> _Document section_:
= = =

“In September the Board of Immigration Appeals adopted the Department of Homeland Security's interpretation that noncitizens already in the U.S. qualify as 'applicants for admission' and are therefore subject to mandatory detention and ineligible for bond hearings.”
Attributed to Fox News (reporting on BIA action and DHS interpretation)
Article states the DHS claimed noncitizens in the U.S. qualify as 'applicants for admission' and that the Board of Immigration Appeals in September adopted that interpretation, leading immigration judges to order mandatory detention.
What the proof shows
The core factual claim is correct: DHS issued a July 8, 2025 interim guidance taking the position that many noncitizens present in the U.S. who were never admitted are ‘applicants for admission’ under INA § 235, and the Board of Immigration Appeals issued a precedential decision on September 5, 2025 (Matter of Yajure Hurtado) adopting that interpretation and concluding immigration judges lack authority to hold bond hearings for such persons. However, that portrayal omits important, ongoing legal context: multiple federal courts have subsequently disagreed, producing a circuit split and widespread litigation over whether § 1225(b)(2)(A) applies to long‑term interior residents. The BIA and DHS positions are therefore now contested and not the settled law nationwide.
Corrected version
In September 2025 the Board of Immigration Appeals (in Matter of Yajure Hurtado, decided Sept. 5, 2025) issued a precedential decision adopting the Department of Homeland Security’s July 8, 2025 interpretation that certain noncitizens who entered without inspection can be treated as “applicants for admission” under INA § 235 and, under that reading, are mandatorily detained and ineligible for bond hearings. That interpretation is the subject of active litigation and has been adopted by some appellate courts and rejected by others.
Automated evidence confidence: 0%
References and proof
Every link was reachable when published. Each proof point states how that source bears on the claim.

= = =

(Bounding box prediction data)
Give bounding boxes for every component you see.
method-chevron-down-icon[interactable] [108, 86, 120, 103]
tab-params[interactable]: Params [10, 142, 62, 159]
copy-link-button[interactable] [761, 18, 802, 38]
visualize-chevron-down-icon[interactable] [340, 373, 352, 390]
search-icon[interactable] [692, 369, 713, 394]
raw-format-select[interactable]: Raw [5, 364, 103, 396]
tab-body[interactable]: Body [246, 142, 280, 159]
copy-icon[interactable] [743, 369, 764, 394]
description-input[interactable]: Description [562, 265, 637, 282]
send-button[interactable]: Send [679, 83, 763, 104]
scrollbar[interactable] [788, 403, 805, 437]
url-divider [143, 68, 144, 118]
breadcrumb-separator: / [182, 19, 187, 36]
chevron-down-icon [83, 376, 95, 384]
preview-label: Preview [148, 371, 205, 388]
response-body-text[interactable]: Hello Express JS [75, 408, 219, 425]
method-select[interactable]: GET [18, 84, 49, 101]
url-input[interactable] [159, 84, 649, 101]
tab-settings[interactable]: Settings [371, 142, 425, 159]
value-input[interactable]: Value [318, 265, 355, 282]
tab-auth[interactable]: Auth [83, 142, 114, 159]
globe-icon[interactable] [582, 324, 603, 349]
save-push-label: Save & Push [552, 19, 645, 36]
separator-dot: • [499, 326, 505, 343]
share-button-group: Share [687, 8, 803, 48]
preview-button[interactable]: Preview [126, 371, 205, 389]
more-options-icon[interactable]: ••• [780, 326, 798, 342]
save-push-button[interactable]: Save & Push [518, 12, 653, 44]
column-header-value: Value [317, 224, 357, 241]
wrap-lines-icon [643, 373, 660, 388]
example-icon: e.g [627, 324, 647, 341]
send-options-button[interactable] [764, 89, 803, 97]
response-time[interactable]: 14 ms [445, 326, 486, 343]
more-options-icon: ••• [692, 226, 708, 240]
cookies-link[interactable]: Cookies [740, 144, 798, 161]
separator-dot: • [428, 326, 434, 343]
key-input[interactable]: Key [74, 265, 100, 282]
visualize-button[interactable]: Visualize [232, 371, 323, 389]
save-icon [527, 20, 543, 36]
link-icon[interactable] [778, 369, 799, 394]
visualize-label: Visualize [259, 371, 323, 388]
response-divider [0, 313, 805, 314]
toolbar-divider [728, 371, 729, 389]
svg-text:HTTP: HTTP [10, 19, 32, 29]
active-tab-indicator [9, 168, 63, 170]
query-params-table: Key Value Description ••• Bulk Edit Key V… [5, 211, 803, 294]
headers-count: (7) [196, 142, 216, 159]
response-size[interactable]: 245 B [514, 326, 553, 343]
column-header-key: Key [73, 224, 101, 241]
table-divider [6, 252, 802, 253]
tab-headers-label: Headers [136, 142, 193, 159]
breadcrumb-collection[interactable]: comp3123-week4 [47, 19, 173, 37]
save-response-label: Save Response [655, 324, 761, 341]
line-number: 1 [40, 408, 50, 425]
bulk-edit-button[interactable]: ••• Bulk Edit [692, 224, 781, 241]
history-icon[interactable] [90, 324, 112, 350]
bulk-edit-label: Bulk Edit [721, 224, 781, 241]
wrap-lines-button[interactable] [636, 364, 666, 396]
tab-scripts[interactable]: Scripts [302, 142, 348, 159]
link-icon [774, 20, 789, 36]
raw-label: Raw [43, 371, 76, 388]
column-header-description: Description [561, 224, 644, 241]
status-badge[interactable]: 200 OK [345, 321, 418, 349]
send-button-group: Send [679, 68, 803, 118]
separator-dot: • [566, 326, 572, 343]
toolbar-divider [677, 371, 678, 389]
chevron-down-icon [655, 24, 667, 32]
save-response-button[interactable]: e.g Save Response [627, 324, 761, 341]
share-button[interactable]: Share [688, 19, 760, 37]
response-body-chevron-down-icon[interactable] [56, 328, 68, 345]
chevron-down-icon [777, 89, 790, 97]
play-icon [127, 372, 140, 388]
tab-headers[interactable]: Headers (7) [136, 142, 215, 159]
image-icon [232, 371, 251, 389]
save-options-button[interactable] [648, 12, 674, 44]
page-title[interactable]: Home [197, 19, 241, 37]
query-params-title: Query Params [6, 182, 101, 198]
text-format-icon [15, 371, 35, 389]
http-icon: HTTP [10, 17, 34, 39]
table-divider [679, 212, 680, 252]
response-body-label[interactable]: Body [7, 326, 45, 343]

= = =

> _List of tasks_:
A - According to the fact-check on immigration detention, what was the name of the precedential decision the Board of Immigration Appeals issued on September 5, 2025?
B - Pick up the fact-check on immigration detention after its last sentence and keep writing.

> _Exercise answers_:
A - Matter of Yajure Hurtado.

B -
Matter of YAJURE HURTADO, 29 I&N Dec. 216 (BIA 2025) ↗
Executive Office for Immigration Review / Board of Immigration Appeals (DOJ)Decided September 5, 2025 ... The Immigration Judge properly held that he lacked authority to hear the respondent’s request for a bond as the respondent is an applicant for admission and is subject to mandatory detention under section 235(b)(2)(A) of the INA, 8 U.S.C. § 1225(b)(2)(A).
ICE Memo: Interim Guidance Regarding Detention Authority for Applications for Admission ↗
American Immigration Lawyers Association (hosting ICE interim guidance)On July 8, 2025, ICE issued interim guidance regarding detention authority for applicants for admission. (AILA Doc. No. 25071607.)
Appeals court blocks Trump admin from holding migrants without bond for over 90 days ↗
Fox NewsDespite a long-standing interpretation of immigration law, the Department of Homeland Security claimed last year that non-citizens who are already in the U.S. qualify as "applicants for admission" subject to mandatory detention, rather than only people arriving at the border. The Board of Immigration Appeals... announced in September that it had adopted the Department of Homeland Security's interpretation.
Barbosa da Cunha v. Freden, No. 25-3141 (2d Cir. Apr. 28, 2026) (opinion PDF) ↗
United States Court of Appeals for the Second CircuitSection 1225(b)(2)(A) ... does not apply to Petitioner. Although he is 'deemed' an applicant for admission under § 1225(a)(1), he is not 'seeking admission' and therefore § 1226(a), not § 1225(b)(2)(A), governs his detention.